(Given passage begins)
Beyond predicting and identifying off-target effects, AI can also model the risk of RNA off-target effects and DNA bystander editing potentially induced by deaminases. While BEs such as ABEs and CBEs enable single-nucleotide editing, endogenous factors influence in vivo editing outcomes. AI models can integrate endogenous factors beyond DNA sequence context to improve the accuracy of predicting base editing results [30,283]. Additionally, AI can integrate tools like SpliceAI to predict the potential impact of any on-target or off-target editing on mRNA splicing, thereby effectively mitigating the risk of gene therapy introducing new mutations [30].

6.4.4. AI-Driven Personalized Therapy

For highly genetically heterogeneous diseases like IRDs, AI can rapidly analyze patient whole-genome sequencing data, accurately identify pathogenic point mutations, and predict their functional impact (e.g., on splicing, protein structure), thereby determining their suitability as targets for BE or PE [284].
Going further, AI can integrate a patient’s genetic variant profile to tailor the optimal treatment strategy for each individual: this includes selecting the most appropriate editor type (ABE or CBE), designing the most efficient and safe gRNA/pegRNA, and even predicting the optimal therapeutic dose and expected efficacy window [284]. Simultaneously, AI can analyze patient genetic and clinical data to predict the likely outcomes of different treatment options, supporting the development of personalized treatment plans [285]. Furthermore, AI-driven bioinformatics is transforming genomics, gene editing, and personalized medicine by analyzing large-scale genomic data to precisely identify disease-associated variants and accelerate drug discovery [284].

7. Conclusions

BE and PE provide precise therapeutic options for IRDs. They address the limitations of traditional gene augmentation and silencing by directly correcting pathogenic mutations, covering most point mutations and small insertions or deletions. Innovations in delivery systems, including optimized viral and non-viral carriers, have partially overcome barriers related to cargo capacity and targeting. These advancements have achieved the restoration of visual function and the preservation of retinal structure in preclinical models, with controllable safety. However, core challenges remain, such as insufficient delivery efficiency especially for photoreceptors; discrepancies between preclinical and clinical models; vector immunogenicity; and scalable production of editing tools. Future progress will depend on the AI-assisted optimization of editors and delivery designs, as well as rigorous clinical trials, to translate these technologies into curative therapies for IRDs.
(Given passage ends)
● Problem requirements
Carry on the passage about base and prime editing for inherited retinal diseases, picking up after its final sentence.
(Listed entries begins)
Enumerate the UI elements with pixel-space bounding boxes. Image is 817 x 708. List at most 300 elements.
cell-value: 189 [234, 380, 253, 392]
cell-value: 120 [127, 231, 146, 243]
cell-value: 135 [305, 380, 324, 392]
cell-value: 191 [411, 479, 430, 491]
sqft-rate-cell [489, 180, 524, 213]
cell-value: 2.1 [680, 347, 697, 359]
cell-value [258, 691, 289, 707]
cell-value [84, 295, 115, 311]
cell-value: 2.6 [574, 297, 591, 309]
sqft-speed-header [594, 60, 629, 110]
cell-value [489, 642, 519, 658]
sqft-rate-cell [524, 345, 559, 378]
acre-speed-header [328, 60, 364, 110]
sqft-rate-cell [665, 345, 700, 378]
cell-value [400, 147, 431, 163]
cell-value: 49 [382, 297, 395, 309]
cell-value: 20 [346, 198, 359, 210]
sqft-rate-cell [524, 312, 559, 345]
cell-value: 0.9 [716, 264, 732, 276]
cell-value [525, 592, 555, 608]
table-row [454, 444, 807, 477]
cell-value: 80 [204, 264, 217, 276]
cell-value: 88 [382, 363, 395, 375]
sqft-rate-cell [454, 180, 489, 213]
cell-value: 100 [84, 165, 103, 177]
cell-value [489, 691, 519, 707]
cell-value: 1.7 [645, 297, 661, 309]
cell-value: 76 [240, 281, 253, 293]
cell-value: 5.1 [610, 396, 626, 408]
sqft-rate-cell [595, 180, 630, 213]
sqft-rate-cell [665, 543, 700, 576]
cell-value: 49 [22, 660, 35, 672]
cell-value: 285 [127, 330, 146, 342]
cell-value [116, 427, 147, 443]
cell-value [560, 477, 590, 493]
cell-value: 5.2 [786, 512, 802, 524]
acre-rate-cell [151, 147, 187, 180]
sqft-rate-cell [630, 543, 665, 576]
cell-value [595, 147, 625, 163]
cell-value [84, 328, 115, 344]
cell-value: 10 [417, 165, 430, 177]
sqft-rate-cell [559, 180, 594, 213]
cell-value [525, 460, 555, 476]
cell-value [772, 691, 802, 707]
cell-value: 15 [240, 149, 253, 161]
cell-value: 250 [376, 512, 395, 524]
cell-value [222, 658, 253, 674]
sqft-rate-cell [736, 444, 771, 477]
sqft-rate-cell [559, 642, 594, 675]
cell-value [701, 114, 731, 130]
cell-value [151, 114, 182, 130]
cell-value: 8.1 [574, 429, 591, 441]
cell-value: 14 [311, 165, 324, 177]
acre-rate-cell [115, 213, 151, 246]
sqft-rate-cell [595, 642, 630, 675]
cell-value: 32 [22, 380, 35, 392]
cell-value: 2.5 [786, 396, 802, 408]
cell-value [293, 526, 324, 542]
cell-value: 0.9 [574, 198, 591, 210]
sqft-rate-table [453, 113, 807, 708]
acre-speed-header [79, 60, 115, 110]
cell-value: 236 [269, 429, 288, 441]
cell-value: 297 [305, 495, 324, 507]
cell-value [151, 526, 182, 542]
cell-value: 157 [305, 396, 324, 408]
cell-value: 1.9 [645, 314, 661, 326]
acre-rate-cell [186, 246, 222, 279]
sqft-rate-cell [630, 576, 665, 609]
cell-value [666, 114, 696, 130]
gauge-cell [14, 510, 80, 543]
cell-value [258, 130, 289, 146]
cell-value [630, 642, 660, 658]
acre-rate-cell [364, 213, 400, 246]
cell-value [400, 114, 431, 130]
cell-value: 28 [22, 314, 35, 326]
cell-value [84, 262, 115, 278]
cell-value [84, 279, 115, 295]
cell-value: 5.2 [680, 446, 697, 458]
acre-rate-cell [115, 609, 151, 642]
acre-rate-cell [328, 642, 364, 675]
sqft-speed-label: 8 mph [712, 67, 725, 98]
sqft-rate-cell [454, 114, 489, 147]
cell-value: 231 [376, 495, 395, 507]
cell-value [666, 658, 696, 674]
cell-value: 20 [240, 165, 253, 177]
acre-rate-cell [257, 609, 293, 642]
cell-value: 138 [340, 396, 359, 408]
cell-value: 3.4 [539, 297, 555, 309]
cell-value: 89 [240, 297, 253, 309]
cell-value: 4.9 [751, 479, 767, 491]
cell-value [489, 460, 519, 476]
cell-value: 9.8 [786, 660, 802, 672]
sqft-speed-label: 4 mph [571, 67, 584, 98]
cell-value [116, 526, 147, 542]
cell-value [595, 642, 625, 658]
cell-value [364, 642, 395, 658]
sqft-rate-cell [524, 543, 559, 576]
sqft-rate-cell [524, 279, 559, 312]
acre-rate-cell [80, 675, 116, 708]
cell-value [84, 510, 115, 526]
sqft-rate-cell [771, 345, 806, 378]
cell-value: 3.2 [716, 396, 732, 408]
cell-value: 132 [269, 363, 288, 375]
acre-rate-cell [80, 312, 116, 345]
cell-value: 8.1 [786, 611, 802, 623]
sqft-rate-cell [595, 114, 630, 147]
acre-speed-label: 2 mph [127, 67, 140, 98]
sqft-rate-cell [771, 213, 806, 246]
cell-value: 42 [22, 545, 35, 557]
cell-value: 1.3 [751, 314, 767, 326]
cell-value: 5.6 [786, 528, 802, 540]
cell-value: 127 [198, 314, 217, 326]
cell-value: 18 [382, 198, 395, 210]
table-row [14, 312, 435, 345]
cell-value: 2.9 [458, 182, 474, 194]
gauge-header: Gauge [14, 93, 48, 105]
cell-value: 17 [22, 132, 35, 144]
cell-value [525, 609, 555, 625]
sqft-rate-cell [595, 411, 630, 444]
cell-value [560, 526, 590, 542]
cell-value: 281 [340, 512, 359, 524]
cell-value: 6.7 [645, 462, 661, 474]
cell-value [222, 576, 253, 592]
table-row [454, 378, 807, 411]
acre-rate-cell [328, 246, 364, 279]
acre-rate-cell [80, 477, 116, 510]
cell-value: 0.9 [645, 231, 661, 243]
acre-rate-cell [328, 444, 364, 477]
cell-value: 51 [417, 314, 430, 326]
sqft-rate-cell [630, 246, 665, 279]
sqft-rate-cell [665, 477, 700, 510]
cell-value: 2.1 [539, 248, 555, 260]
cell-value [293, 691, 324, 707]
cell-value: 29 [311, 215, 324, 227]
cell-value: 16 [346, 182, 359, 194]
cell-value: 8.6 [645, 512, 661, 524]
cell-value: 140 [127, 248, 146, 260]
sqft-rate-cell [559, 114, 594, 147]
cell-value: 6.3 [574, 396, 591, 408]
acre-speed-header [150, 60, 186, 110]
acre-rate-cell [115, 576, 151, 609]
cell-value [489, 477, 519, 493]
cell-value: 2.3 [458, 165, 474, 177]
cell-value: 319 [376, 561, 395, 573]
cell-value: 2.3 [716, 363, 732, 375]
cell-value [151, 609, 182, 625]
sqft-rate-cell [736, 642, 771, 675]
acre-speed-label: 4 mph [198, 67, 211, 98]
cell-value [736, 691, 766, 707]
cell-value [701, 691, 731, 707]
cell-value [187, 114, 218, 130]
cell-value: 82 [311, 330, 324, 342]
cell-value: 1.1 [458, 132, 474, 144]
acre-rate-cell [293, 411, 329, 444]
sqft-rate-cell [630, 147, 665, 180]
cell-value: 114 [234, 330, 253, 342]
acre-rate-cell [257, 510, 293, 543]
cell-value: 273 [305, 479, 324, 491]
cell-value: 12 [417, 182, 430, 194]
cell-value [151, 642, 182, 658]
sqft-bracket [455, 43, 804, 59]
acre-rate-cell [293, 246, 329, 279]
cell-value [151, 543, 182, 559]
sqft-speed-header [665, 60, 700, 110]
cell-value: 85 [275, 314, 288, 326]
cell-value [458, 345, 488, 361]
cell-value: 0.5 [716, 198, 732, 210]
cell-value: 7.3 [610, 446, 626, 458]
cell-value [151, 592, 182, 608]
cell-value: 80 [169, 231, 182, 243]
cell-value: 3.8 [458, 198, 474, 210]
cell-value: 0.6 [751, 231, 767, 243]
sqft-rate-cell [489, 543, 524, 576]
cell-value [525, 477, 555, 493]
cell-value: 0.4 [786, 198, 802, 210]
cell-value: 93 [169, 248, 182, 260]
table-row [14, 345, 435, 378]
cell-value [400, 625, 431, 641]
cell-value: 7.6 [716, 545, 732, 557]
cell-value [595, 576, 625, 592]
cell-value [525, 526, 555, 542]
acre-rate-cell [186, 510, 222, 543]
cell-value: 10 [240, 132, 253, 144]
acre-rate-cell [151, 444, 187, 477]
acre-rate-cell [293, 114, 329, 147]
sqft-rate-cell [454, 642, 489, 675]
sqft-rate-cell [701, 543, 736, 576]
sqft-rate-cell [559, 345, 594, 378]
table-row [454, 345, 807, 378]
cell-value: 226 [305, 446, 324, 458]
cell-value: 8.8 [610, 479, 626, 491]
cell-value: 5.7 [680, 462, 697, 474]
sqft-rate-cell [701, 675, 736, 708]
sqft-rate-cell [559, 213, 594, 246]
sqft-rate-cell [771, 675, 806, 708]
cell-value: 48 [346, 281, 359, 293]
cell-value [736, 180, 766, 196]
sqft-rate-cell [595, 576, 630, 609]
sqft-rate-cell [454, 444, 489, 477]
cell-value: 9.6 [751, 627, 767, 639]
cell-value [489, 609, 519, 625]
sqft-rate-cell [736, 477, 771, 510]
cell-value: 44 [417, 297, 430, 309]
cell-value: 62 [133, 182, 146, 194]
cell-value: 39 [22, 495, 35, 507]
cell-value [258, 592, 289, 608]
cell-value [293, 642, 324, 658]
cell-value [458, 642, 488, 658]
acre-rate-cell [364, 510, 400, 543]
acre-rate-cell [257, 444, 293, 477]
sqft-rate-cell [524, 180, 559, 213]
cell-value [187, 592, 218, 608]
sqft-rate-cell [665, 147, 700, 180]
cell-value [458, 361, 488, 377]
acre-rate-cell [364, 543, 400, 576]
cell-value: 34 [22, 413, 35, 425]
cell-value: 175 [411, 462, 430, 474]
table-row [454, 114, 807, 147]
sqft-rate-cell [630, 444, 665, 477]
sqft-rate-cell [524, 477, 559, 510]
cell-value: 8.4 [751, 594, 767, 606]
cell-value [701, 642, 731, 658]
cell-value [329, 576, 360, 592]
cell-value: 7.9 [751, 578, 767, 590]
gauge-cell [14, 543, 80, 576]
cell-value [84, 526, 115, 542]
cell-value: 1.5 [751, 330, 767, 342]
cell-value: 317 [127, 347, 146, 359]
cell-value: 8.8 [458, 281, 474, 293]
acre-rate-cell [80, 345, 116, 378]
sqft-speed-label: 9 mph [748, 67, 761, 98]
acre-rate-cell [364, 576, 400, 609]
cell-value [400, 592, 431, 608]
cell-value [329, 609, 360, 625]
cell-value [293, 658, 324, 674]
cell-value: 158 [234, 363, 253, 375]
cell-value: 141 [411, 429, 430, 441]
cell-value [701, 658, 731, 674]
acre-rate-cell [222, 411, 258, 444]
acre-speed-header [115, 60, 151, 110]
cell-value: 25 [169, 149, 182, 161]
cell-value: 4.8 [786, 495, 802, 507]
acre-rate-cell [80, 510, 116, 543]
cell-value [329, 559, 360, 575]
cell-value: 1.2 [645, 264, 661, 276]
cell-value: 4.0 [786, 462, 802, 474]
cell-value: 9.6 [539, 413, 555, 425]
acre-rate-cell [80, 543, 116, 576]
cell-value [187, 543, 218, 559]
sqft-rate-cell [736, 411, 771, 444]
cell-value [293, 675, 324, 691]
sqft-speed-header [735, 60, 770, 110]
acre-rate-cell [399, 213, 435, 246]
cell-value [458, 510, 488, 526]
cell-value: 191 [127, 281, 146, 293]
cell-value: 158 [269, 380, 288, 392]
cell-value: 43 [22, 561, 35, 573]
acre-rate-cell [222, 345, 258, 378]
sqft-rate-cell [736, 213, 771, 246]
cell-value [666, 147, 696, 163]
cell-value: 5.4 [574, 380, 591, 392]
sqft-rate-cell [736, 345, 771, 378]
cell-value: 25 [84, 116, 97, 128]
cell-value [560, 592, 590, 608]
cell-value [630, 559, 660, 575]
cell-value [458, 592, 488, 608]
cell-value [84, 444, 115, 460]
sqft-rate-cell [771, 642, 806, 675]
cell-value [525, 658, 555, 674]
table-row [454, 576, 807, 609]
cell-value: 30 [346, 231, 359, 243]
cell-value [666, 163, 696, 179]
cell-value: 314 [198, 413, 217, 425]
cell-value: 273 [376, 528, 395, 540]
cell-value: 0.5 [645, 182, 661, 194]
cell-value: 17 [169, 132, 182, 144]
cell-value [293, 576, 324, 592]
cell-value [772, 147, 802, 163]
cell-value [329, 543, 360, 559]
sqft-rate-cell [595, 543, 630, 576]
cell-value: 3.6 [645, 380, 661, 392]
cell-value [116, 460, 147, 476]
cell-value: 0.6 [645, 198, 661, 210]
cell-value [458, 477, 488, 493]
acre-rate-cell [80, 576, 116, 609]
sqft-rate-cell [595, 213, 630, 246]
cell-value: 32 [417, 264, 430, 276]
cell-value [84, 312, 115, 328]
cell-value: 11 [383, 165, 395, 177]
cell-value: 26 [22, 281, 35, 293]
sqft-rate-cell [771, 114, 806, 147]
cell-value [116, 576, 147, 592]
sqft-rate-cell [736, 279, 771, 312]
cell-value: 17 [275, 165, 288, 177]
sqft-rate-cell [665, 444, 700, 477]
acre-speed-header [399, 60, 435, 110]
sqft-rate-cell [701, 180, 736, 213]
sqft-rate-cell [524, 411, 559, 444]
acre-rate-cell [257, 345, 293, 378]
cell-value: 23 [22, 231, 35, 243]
(Listed entries ends)
● Output below
8. Method of Literature Search

A comprehensive literature search was conducted to collect studies related to base and prime editing technologies and their applications in IRDs. Major databases including MEDLINE (PubMed edition), EMBASE, Scopus, BIOSIS Previews, Web of Science, ClinicalTrials.gov, and the World Health Organization’s International Clinical Trials Registration Platform were searched for publications from January 2015 to October 2025, with earlier foundational studies also being included when necessary to provide historical and mechanistic context. The search focused on publications addressing the molecular design and optimization of base and prime editors, and delivery strategies for retinal gene therapy, including viral and nonviral systems, as well as preclinical efficacy, safety assessment, and translational challenges. Additional emphasis was placed on studies exploring the emerging use of artificial intelligence for editor design, efficiency prediction, and personalized therapy development. Reference lists of key reviews and experimental studies were manually screened to identify additional relevant research. Only peer-reviewed English-language publications presenting original data or comprehensive analyses were included, while conference abstracts, non-English articles, and duplicate records were excluded. The initial search retrieved more than 3000 records, of which 285 publications were included based on relevance and data integrity.

Author Contributions

Conceptualization: H.Z., X.L. and T.L.; writing—original draft preparation: H.Z., Y.L. and J.L.; review and editing: H.Z., X.L. and T.L.; supervision: T.L. All authors have read and agreed to the published version of the manuscript.

Funding

This research was funded by grant 82571246 (T.L) from the National Natural Science Foundation of China and SHWSRS(2025)_071 (T.L) from Shanghai “Rising Stars of Medical Talents” Youth Development Program.

Data Availability Statement

No new data were created or analyzed in this study.

Acknowledgments

Thanks to all the authors for their contributions to this article. We thank Xiaodong Sun (Shanghai General Hospital) for his valuable suggestions throughout this study. All figures were created with BioRender.com under academic license.

Conflicts of Interest

T.L.: Consultant—Innostellar Biotherapeutics. Other authors declare no conflicts of interest.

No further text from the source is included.